**SHORT EXERCISE**
Copy out all lines carrying the word "ratio".

---------------

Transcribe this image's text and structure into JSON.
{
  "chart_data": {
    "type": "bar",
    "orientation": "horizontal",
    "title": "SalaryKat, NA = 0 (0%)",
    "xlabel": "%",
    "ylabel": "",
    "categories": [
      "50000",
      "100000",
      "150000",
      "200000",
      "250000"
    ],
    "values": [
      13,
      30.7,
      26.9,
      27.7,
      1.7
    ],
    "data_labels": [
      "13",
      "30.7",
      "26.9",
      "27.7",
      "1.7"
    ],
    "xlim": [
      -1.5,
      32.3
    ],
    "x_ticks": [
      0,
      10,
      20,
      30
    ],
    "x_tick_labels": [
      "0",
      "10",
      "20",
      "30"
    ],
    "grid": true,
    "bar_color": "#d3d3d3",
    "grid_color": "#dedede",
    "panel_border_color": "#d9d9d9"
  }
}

---------------

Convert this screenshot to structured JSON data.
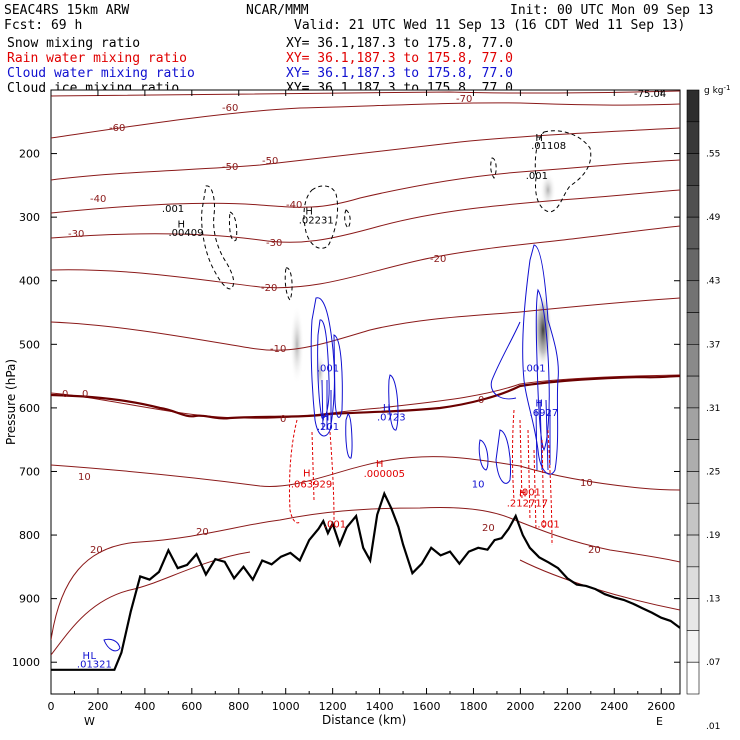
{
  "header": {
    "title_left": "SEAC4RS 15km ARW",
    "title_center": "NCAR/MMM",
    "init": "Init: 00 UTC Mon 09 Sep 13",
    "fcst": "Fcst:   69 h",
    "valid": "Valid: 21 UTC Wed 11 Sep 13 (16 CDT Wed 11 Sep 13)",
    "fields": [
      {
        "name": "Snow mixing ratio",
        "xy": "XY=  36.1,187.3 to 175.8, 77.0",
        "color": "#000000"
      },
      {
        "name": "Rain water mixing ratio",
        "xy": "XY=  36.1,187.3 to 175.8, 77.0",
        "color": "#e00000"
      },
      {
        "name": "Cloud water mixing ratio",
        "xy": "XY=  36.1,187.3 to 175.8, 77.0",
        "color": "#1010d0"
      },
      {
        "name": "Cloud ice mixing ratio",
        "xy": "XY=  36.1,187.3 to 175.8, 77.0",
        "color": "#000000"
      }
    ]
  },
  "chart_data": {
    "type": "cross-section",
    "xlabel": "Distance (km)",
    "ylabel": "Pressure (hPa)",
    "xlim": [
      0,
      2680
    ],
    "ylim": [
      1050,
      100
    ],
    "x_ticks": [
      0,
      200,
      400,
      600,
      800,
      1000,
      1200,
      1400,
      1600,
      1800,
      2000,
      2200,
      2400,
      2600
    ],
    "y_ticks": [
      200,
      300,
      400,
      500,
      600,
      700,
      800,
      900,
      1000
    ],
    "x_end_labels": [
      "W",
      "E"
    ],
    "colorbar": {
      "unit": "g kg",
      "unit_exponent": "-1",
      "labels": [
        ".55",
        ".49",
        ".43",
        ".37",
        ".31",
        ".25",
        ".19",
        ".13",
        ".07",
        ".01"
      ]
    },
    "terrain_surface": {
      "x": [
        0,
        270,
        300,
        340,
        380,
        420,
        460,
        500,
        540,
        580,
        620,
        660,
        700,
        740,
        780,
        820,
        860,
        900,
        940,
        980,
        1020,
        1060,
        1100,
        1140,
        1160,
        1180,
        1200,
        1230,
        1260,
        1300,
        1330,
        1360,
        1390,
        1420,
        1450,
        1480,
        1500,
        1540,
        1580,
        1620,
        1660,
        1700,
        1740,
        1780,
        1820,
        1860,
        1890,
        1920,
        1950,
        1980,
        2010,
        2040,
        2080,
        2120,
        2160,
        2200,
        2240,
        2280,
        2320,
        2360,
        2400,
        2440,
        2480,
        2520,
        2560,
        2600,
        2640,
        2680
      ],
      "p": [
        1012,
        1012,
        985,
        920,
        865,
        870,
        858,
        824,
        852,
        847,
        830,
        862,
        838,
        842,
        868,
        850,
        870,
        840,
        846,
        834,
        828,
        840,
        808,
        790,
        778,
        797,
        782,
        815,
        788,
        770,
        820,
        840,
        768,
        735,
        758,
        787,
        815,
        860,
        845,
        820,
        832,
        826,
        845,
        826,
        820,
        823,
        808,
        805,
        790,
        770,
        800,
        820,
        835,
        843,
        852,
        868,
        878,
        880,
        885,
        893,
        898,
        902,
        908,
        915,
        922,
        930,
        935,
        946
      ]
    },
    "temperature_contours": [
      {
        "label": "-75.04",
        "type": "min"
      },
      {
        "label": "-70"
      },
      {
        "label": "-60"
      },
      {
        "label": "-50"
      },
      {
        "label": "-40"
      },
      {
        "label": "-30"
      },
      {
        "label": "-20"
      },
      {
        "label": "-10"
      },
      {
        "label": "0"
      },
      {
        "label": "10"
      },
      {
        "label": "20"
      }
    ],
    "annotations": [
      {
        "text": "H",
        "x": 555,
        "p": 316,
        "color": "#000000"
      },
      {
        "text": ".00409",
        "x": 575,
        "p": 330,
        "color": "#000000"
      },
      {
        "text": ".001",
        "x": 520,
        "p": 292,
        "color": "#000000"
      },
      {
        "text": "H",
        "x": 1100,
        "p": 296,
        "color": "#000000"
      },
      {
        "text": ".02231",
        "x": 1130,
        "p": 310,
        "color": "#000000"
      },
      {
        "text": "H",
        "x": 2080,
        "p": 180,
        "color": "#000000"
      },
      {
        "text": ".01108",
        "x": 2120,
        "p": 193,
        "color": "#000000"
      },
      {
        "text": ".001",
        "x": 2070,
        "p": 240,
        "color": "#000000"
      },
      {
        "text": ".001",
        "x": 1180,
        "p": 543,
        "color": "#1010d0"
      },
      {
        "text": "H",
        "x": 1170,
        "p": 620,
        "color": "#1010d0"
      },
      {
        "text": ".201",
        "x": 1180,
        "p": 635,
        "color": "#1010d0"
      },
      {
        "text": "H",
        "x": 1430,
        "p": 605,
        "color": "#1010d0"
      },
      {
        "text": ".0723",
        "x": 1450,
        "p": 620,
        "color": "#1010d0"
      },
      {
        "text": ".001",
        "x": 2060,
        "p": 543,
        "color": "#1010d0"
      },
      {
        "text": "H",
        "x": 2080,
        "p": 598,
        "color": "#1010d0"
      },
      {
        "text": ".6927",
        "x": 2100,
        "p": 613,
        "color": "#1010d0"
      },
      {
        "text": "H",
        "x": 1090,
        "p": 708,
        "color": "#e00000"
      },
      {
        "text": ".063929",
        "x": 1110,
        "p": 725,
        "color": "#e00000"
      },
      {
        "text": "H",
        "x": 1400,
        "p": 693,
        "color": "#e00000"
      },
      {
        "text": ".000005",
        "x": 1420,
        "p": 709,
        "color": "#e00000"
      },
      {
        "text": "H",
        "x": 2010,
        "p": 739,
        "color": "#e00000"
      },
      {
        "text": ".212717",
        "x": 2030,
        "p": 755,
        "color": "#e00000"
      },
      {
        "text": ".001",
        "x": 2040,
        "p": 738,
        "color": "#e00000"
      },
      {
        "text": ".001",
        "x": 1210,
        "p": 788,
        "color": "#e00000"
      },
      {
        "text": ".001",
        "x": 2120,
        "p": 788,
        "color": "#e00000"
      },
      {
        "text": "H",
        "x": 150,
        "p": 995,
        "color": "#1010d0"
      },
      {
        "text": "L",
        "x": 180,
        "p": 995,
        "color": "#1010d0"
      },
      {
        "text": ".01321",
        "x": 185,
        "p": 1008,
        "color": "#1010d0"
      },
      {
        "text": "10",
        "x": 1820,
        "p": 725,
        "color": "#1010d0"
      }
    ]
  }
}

---------------

**TASK ANSWER**
        "name": "Snow mixing ratio",
        "name": "Rain water mixing ratio",
        "name": "Cloud water mixing ratio",
        "name": "Cloud ice mixing ratio",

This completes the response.